-------- PROVIDED DATA

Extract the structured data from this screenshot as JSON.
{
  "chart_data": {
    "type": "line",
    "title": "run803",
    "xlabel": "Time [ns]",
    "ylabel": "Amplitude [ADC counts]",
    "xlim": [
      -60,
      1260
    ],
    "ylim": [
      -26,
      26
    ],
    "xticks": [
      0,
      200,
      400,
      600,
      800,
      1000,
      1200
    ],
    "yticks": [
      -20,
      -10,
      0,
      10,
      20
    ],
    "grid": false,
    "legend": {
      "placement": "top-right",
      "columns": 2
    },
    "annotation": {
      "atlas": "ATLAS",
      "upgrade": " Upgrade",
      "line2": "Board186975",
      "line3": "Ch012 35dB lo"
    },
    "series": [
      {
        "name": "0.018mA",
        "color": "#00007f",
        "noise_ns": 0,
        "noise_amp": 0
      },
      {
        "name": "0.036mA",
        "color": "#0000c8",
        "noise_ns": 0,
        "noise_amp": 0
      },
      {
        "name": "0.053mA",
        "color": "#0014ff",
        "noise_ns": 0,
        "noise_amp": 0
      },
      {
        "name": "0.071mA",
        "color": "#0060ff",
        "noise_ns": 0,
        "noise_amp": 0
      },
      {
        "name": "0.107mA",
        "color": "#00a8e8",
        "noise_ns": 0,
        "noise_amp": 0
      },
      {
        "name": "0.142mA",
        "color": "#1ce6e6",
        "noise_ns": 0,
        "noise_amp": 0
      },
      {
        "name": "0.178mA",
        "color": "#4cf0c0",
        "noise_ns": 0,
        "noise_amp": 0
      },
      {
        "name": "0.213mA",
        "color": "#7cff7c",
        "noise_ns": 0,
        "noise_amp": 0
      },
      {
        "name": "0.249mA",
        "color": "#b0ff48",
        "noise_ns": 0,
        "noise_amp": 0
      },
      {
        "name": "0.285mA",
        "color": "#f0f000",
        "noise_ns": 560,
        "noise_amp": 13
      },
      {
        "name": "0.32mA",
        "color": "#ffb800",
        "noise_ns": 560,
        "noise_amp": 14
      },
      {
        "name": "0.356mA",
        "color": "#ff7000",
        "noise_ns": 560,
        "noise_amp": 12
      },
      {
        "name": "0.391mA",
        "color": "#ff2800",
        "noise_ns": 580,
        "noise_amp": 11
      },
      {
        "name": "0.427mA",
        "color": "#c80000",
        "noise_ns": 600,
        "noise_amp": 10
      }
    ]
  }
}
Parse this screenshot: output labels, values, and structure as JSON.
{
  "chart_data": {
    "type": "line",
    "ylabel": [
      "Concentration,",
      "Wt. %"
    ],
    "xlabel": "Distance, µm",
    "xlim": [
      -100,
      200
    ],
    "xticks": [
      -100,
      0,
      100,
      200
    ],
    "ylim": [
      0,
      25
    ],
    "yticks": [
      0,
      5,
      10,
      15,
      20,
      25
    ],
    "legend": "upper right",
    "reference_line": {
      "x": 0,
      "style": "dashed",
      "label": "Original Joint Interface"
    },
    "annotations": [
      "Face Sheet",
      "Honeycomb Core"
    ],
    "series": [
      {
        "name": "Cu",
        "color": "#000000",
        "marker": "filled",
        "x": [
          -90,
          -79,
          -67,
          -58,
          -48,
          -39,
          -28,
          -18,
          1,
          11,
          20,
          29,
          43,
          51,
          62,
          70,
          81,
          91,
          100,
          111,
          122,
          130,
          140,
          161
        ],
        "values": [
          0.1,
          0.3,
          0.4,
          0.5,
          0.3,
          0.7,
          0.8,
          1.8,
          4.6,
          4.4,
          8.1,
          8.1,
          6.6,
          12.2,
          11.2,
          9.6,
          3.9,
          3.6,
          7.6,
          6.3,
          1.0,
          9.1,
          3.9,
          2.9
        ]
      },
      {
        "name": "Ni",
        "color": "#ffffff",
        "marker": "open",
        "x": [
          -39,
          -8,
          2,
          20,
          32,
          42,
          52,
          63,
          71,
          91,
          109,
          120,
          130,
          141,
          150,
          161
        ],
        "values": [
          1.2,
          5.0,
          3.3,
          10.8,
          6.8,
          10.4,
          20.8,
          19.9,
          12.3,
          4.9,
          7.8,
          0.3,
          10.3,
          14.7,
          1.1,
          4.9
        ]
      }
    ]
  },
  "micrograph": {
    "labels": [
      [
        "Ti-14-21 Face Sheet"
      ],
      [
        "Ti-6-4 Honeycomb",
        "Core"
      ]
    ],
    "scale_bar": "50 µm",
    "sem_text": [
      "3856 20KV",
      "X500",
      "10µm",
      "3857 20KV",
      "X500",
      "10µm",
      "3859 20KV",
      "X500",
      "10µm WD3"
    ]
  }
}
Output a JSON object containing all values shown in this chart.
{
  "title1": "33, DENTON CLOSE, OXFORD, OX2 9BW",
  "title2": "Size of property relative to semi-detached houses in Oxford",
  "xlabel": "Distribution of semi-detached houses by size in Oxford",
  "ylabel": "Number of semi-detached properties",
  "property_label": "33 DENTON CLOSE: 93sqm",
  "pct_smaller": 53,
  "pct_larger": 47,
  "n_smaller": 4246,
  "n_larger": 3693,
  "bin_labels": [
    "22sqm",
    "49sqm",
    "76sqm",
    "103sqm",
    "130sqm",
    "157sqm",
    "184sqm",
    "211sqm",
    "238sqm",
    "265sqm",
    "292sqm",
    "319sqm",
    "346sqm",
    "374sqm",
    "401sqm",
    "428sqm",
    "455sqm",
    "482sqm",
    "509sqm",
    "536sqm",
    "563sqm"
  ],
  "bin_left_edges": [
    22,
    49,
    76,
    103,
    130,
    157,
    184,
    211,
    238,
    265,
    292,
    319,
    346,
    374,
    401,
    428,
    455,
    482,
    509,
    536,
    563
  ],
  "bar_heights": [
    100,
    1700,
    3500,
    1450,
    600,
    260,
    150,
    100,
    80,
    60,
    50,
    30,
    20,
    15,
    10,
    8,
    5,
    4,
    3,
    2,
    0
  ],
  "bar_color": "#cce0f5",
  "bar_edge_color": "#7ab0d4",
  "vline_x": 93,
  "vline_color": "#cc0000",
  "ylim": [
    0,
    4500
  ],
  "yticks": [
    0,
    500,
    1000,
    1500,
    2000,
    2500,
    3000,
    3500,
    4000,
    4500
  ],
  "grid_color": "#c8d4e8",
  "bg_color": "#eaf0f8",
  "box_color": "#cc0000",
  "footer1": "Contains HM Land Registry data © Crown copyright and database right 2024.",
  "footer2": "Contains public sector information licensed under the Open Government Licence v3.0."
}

----------------

== WORK TO COMPLETE ==
Repeat the whole listing exactly, keeping every line intact.

== WRITTEN ANSWER ==
Extract the structured data from this screenshot as JSON.
{
  "chart_data": {
    "type": "line",
    "title": "run803",
    "xlabel": "Time [ns]",
    "ylabel": "Amplitude [ADC counts]",
    "xlim": [
      -60,
      1260
    ],
    "ylim": [
      -26,
      26
    ],
    "xticks": [
      0,
      200,
      400,
      600,
      800,
      1000,
      1200
    ],
    "yticks": [
      -20,
      -10,
      0,
      10,
      20
    ],
    "grid": false,
    "legend": {
      "placement": "top-right",
      "columns": 2
    },
    "annotation": {
      "atlas": "ATLAS",
      "upgrade": " Upgrade",
      "line2": "Board186975",
      "line3": "Ch012 35dB lo"
    },
    "series": [
      {
        "name": "0.018mA",
        "color": "#00007f",
        "noise_ns": 0,
        "noise_amp": 0
      },
      {
        "name": "0.036mA",
        "color": "#0000c8",
        "noise_ns": 0,
        "noise_amp": 0
      },
      {
        "name": "0.053mA",
        "color": "#0014ff",
        "noise_ns": 0,
        "noise_amp": 0
      },
      {
        "name": "0.071mA",
        "color": "#0060ff",
        "noise_ns": 0,
        "noise_amp": 0
      },
      {
        "name": "0.107mA",
        "color": "#00a8e8",
        "noise_ns": 0,
        "noise_amp": 0
      },
      {
        "name": "0.142mA",
        "color": "#1ce6e6",
        "noise_ns": 0,
        "noise_amp": 0
      },
      {
        "name": "0.178mA",
        "color": "#4cf0c0",
        "noise_ns": 0,
        "noise_amp": 0
      },
      {
        "name": "0.213mA",
        "color": "#7cff7c",
        "noise_ns": 0,
        "noise_amp": 0
      },
      {
        "name": "0.249mA",
        "color": "#b0ff48",
        "noise_ns": 0,
        "noise_amp": 0
      },
      {
        "name": "0.285mA",
        "color": "#f0f000",
        "noise_ns": 560,
        "noise_amp": 13
      },
      {
        "name": "0.32mA",
        "color": "#ffb800",
        "noise_ns": 560,
        "noise_amp": 14
      },
      {
        "name": "0.356mA",
        "color": "#ff7000",
        "noise_ns": 560,
        "noise_amp": 12
      },
      {
        "name": "0.391mA",
        "color": "#ff2800",
        "noise_ns": 580,
        "noise_amp": 11
      },
      {
        "name": "0.427mA",
        "color": "#c80000",
        "noise_ns": 600,
        "noise_amp": 10
      }
    ]
  }
}
Parse this screenshot: output labels, values, and structure as JSON.
{
  "chart_data": {
    "type": "line",
    "ylabel": [
      "Concentration,",
      "Wt. %"
    ],
    "xlabel": "Distance, µm",
    "xlim": [
      -100,
      200
    ],
    "xticks": [
      -100,
      0,
      100,
      200
    ],
    "ylim": [
      0,
      25
    ],
    "yticks": [
      0,
      5,
      10,
      15,
      20,
      25
    ],
    "legend": "upper right",
    "reference_line": {
      "x": 0,
      "style": "dashed",
      "label": "Original Joint Interface"
    },
    "annotations": [
      "Face Sheet",
      "Honeycomb Core"
    ],
    "series": [
      {
        "name": "Cu",
        "color": "#000000",
        "marker": "filled",
        "x": [
          -90,
          -79,
          -67,
          -58,
          -48,
          -39,
          -28,
          -18,
          1,
          11,
          20,
          29,
          43,
          51,
          62,
          70,
          81,
          91,
          100,
          111,
          122,
          130,
          140,
          161
        ],
        "values": [
          0.1,
          0.3,
          0.4,
          0.5,
          0.3,
          0.7,
          0.8,
          1.8,
          4.6,
          4.4,
          8.1,
          8.1,
          6.6,
          12.2,
          11.2,
          9.6,
          3.9,
          3.6,
          7.6,
          6.3,
          1.0,
          9.1,
          3.9,
          2.9
        ]
      },
      {
        "name": "Ni",
        "color": "#ffffff",
        "marker": "open",
        "x": [
          -39,
          -8,
          2,
          20,
          32,
          42,
          52,
          63,
          71,
          91,
          109,
          120,
          130,
          141,
          150,
          161
        ],
        "values": [
          1.2,
          5.0,
          3.3,
          10.8,
          6.8,
          10.4,
          20.8,
          19.9,
          12.3,
          4.9,
          7.8,
          0.3,
          10.3,
          14.7,
          1.1,
          4.9
        ]
      }
    ]
  },
  "micrograph": {
    "labels": [
      [
        "Ti-14-21 Face Sheet"
      ],
      [
        "Ti-6-4 Honeycomb",
        "Core"
      ]
    ],
    "scale_bar": "50 µm",
    "sem_text": [
      "3856 20KV",
      "X500",
      "10µm",
      "3857 20KV",
      "X500",
      "10µm",
      "3859 20KV",
      "X500",
      "10µm WD3"
    ]
  }
}
Output a JSON object containing all values shown in this chart.
{
  "title1": "33, DENTON CLOSE, OXFORD, OX2 9BW",
  "title2": "Size of property relative to semi-detached houses in Oxford",
  "xlabel": "Distribution of semi-detached houses by size in Oxford",
  "ylabel": "Number of semi-detached properties",
  "property_label": "33 DENTON CLOSE: 93sqm",
  "pct_smaller": 53,
  "pct_larger": 47,
  "n_smaller": 4246,
  "n_larger": 3693,
  "bin_labels": [
    "22sqm",
    "49sqm",
    "76sqm",
    "103sqm",
    "130sqm",
    "157sqm",
    "184sqm",
    "211sqm",
    "238sqm",
    "265sqm",
    "292sqm",
    "319sqm",
    "346sqm",
    "374sqm",
    "401sqm",
    "428sqm",
    "455sqm",
    "482sqm",
    "509sqm",
    "536sqm",
    "563sqm"
  ],
  "bin_left_edges": [
    22,
    49,
    76,
    103,
    130,
    157,
    184,
    211,
    238,
    265,
    292,
    319,
    346,
    374,
    401,
    428,
    455,
    482,
    509,
    536,
    563
  ],
  "bar_heights": [
    100,
    1700,
    3500,
    1450,
    600,
    260,
    150,
    100,
    80,
    60,
    50,
    30,
    20,
    15,
    10,
    8,
    5,
    4,
    3,
    2,
    0
  ],
  "bar_color": "#cce0f5",
  "bar_edge_color": "#7ab0d4",
  "vline_x": 93,
  "vline_color": "#cc0000",
  "ylim": [
    0,
    4500
  ],
  "yticks": [
    0,
    500,
    1000,
    1500,
    2000,
    2500,
    3000,
    3500,
    4000,
    4500
  ],
  "grid_color": "#c8d4e8",
  "bg_color": "#eaf0f8",
  "box_color": "#cc0000",
  "footer1": "Contains HM Land Registry data © Crown copyright and database right 2024.",
  "footer2": "Contains public sector information licensed under the Open Government Licence v3.0."
}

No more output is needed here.